## Énoncé 1
Relevez tous les sigles employés dans l'extrait sur la fin de vie, chacun une seule fois.
## Énoncé 2
Poursuivez l'extrait sur la fin de vie en reprenant juste après sa dernière phrase.

## Extrait présenté
┌────────

Le deuxième point visait à aborder la question du développement des soins palliatifs. J'entends souvent dire que la France est en retard dans ce domaine. Très objectivement, les données disponibles indiquent que cette vision est fausse et que de nombreux progrès ont été accomplis. Dans les années 1980 ou 1990, nous étions seuls pour prendre en charge la fin de vie des patients atteints du sida. Il n'existait rien en matière de soins palliatifs pour accompagner ces malades. La situation a considérablement évolué depuis lors. S'il est exact que certains départements ne disposent pas d'unités de soins palliatifs, tous sont désormais dotés de lits de soins palliatifs dédiés. Il est néanmoins toujours possible et souhaitable de faire mieux et de promouvoir le développement d'une véritable culture palliative. Des progrès considérables restent notamment à accomplir dans les Ehpad et en matière de soins palliatifs à domicile.

Le troisième élément de l'avis du CCNE sur la fin de vie consistait à se demander, dans l'hypothèse où tous les moyens nécessaires seraient mis à disposition en matière de soins palliatifs, si cela résoudrait l'ensemble des questions. Cette réflexion a mis en exergue la tension, majeure en éthique, entre le respect de l'autonomie, de la liberté individuelle de chacun, et la nécessaire solidarité vis-à-vis des personnes les plus fragiles, dont font évidemment partie les patients en fin de vie. Le CCNE a considéré que dans certaines situations de patients dont le pronostic vital est engagé à moyen terme, c'est-à-dire à un horizon de quelques semaines ou mois, il conviendrait, dans l'hypothèse où le législateur déciderait d'aller vers une évolution de la loi et si les patients en exprimaient la demande, de veiller dans ce contexte au respect de grands principes éthiques. J'ajoute que le CCNE a clairement distingué sa position à l'égard du recours au suicide assisté, vers lequel il a entrouvert une porte au nom de la liberté individuelle, de celle relative à l'euthanasie, qu'il continue à ne pas envisager.

└────────

## Données enregistrées
┌────────

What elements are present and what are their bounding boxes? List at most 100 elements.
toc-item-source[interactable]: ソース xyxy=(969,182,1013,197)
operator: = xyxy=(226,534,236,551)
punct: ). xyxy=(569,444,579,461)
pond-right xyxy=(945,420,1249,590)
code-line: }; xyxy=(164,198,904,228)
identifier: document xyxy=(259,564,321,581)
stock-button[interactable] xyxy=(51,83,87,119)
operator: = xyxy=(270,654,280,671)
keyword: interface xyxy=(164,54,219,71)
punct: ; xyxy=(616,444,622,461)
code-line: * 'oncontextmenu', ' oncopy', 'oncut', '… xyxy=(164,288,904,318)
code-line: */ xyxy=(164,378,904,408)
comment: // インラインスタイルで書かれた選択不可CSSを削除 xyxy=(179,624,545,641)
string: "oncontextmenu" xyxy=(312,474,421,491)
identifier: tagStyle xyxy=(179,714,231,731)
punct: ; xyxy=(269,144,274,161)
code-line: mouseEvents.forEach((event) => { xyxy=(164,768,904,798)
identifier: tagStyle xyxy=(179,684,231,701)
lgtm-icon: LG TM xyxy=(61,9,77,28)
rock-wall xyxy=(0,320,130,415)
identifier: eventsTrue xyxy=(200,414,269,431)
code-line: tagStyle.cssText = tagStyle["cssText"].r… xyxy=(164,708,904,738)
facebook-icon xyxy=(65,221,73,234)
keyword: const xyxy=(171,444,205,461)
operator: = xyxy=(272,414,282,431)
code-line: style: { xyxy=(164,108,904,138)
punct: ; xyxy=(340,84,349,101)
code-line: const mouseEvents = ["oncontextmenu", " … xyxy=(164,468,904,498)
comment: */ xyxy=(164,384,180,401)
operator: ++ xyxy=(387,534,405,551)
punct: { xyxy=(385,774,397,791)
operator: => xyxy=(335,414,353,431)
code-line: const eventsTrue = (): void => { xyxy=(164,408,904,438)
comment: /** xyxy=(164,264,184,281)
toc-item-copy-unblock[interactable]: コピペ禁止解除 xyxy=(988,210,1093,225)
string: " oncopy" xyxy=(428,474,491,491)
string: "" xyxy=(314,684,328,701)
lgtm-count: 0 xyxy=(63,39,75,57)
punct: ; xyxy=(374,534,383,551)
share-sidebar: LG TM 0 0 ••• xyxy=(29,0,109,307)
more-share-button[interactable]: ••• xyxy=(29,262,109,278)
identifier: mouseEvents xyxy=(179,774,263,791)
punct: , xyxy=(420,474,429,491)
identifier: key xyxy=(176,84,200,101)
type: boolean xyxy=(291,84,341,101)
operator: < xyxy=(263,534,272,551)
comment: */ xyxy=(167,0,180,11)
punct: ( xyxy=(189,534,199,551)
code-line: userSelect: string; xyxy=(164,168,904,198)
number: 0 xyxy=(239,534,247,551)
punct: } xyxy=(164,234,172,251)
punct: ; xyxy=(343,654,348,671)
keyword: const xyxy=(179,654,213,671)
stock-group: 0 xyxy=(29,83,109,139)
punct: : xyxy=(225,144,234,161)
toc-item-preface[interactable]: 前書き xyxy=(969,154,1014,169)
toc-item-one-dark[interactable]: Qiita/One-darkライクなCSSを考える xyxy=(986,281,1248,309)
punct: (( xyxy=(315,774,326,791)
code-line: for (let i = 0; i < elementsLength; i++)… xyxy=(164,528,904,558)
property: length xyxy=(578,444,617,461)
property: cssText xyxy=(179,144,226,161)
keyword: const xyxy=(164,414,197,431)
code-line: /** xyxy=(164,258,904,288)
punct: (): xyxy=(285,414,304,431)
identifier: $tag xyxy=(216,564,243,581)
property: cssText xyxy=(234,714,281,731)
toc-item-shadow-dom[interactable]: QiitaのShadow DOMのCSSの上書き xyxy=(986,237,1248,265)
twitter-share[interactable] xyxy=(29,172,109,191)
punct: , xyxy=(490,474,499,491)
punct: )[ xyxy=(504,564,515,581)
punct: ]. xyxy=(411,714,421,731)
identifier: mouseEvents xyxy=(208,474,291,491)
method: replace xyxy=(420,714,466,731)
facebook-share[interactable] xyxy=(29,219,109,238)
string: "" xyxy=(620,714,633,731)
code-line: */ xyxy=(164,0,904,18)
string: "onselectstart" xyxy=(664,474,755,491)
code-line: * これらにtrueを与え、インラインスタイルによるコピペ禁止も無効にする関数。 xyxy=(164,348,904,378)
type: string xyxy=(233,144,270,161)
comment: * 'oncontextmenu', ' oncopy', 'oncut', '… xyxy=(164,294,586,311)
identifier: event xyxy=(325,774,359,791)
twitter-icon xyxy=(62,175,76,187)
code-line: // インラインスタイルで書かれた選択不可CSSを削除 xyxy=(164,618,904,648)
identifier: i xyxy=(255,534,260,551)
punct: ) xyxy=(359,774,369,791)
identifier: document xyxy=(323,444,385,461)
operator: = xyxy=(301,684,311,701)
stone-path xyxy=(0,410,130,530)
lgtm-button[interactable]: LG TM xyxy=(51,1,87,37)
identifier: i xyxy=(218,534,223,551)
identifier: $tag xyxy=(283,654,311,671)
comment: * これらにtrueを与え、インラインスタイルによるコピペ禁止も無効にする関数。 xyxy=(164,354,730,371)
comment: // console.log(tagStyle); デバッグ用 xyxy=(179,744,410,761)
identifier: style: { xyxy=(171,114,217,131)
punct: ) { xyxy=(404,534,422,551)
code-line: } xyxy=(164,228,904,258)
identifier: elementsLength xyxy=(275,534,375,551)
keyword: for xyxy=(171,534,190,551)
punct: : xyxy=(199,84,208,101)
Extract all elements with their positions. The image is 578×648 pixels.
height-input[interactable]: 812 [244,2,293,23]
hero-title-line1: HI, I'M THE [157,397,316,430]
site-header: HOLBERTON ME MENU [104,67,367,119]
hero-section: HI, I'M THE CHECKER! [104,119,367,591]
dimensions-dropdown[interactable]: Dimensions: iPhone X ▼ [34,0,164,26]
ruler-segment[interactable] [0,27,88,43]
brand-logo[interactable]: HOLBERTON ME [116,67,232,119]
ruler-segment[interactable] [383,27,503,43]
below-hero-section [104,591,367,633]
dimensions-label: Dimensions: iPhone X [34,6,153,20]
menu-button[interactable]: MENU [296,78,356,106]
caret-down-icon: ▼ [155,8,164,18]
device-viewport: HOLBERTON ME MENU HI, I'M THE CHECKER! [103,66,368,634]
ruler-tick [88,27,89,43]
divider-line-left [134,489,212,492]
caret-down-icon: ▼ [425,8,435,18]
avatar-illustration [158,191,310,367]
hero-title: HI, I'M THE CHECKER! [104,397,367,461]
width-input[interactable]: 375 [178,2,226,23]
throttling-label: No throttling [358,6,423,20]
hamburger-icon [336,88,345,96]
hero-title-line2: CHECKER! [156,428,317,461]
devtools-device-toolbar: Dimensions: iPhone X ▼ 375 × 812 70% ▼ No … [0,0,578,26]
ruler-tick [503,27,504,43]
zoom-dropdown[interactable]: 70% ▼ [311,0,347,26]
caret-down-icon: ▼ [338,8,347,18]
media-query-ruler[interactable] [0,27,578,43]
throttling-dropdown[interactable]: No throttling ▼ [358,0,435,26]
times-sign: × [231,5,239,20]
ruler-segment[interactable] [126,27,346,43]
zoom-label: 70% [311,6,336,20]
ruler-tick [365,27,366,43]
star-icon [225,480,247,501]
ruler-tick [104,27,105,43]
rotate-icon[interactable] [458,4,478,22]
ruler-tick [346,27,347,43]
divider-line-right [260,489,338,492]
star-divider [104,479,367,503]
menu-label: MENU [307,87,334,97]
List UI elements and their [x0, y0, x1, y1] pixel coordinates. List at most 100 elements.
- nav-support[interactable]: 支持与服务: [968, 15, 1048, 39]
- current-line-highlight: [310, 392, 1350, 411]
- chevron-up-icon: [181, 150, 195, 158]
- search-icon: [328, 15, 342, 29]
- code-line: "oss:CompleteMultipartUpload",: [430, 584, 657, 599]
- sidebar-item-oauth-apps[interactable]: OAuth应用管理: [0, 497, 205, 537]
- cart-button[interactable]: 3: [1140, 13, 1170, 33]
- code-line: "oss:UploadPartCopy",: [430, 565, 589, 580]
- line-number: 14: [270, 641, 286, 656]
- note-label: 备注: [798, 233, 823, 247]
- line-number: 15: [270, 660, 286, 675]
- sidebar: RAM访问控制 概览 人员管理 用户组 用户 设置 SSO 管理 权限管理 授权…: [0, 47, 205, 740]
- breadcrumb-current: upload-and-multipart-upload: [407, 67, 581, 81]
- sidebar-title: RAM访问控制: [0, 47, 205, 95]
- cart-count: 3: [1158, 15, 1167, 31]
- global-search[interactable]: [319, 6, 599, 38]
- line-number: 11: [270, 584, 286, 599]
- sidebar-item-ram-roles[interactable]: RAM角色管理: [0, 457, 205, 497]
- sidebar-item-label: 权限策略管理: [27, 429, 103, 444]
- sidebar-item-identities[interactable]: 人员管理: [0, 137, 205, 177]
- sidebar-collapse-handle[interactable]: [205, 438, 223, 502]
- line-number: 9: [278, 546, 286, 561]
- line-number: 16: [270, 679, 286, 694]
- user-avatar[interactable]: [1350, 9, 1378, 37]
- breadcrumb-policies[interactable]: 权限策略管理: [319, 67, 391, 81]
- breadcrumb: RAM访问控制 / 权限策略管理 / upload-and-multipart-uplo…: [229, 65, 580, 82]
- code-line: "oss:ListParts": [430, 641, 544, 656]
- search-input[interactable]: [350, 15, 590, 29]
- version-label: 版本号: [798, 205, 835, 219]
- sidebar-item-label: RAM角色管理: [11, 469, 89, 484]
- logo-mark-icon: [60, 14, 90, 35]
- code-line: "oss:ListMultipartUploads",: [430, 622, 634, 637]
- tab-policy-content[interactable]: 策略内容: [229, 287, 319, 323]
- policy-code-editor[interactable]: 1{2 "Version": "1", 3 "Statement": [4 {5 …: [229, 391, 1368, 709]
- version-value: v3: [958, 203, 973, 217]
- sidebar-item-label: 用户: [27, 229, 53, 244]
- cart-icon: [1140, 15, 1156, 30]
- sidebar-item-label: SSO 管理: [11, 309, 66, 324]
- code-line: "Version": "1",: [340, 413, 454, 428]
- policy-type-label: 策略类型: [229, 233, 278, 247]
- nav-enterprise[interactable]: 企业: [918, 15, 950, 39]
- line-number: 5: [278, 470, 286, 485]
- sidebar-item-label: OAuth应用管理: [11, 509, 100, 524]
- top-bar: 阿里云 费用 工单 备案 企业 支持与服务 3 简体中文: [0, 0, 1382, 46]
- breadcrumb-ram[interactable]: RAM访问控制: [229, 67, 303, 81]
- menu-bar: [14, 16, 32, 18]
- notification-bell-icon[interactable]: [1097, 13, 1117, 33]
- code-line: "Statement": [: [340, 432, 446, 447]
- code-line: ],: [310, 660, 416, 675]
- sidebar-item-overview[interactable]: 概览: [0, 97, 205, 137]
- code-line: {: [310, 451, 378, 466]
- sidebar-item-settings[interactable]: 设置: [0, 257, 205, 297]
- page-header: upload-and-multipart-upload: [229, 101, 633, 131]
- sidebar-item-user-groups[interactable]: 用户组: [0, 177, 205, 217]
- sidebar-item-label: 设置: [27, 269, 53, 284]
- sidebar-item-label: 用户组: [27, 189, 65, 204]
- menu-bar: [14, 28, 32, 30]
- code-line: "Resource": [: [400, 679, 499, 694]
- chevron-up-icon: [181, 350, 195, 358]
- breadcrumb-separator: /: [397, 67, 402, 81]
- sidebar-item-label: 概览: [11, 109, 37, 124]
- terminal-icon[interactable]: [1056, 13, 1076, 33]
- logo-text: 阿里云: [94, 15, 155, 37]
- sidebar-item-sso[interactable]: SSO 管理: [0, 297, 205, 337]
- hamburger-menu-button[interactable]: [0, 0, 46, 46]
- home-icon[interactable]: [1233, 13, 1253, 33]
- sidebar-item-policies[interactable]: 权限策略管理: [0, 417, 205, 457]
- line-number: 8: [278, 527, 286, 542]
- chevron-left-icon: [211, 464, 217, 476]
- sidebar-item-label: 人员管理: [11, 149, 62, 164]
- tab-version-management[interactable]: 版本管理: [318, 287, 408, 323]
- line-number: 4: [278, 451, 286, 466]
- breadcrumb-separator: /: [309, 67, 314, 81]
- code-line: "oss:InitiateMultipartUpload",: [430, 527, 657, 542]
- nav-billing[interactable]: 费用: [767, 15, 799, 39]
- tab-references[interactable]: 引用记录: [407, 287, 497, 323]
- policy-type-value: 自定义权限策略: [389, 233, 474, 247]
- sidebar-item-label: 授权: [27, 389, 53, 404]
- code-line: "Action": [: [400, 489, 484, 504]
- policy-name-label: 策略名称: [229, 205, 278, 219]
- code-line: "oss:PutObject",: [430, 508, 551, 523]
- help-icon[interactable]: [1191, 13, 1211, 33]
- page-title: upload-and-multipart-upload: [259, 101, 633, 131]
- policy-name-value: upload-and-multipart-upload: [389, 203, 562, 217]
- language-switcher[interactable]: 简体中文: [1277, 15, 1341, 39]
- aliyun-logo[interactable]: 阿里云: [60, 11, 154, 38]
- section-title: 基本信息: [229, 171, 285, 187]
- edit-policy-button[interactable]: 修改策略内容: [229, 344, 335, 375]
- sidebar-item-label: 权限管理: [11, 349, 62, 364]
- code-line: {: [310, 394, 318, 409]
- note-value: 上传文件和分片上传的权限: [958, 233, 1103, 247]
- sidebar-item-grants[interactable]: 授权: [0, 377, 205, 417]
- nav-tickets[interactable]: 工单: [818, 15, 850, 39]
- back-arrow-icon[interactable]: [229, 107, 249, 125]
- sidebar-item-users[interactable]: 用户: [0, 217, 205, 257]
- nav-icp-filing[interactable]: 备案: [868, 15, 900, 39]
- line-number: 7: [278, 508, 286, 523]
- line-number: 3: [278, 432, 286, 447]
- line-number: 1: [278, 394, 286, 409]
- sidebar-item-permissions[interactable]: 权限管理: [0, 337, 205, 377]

└────────

## Réponse attendue 1
CCNE, sida, Ehpad

## Réponse attendue 2
Le quatrième point enfin, qui rejoint la question de la démocratie en santé, visait, sur un sujet aussi intime et sensible que celui de la fin de vie, à se donner le temps, collectivement, de la réflexion et du débat. Le CCNE avait ainsi recommandé la mise en place d'une convention citoyenne et de débats en régions, avant que le législateur ne s'empare éventuellement du sujet.

Le fait de consulter ainsi les citoyens est une démarche intéressante, qui permet d'avoir une discussion apaisée sur des sujets difficiles. Pour autant, il ne faut pas se leurrer : la véritable démocratie est entre les mains des parlementaires. J'ai participé personnellement aux neuf week-ends de la Convention citoyenne sur la fin de vie : indépendamment du sujet lui-même, j'ai pu voir s'élaborer progressivement une forme d'intelligence collective, petit bout par petit bout. Je suis persuadé, pour l'avoir également observé dans d'autres circonstances, que nos concitoyens sont beaucoup plus intelligents que ne le pensent les politiques. Que l'on en partage ou non les conclusions, le modèle est intéressant. Sur certains grands sujets complexes, une telle démarche, associant un regard d'experts – en l'occurrence le CCNE – qui ouvre et éclaire le débat, une convention citoyenne et une série de débats en régions, qui ont rassemblé plus de 40 000 personnes, puis une vision politique s'appuyant sur les réflexions précédemment conduites peut être intéressante et aller dans le sens d'un renforcement de la démocratie.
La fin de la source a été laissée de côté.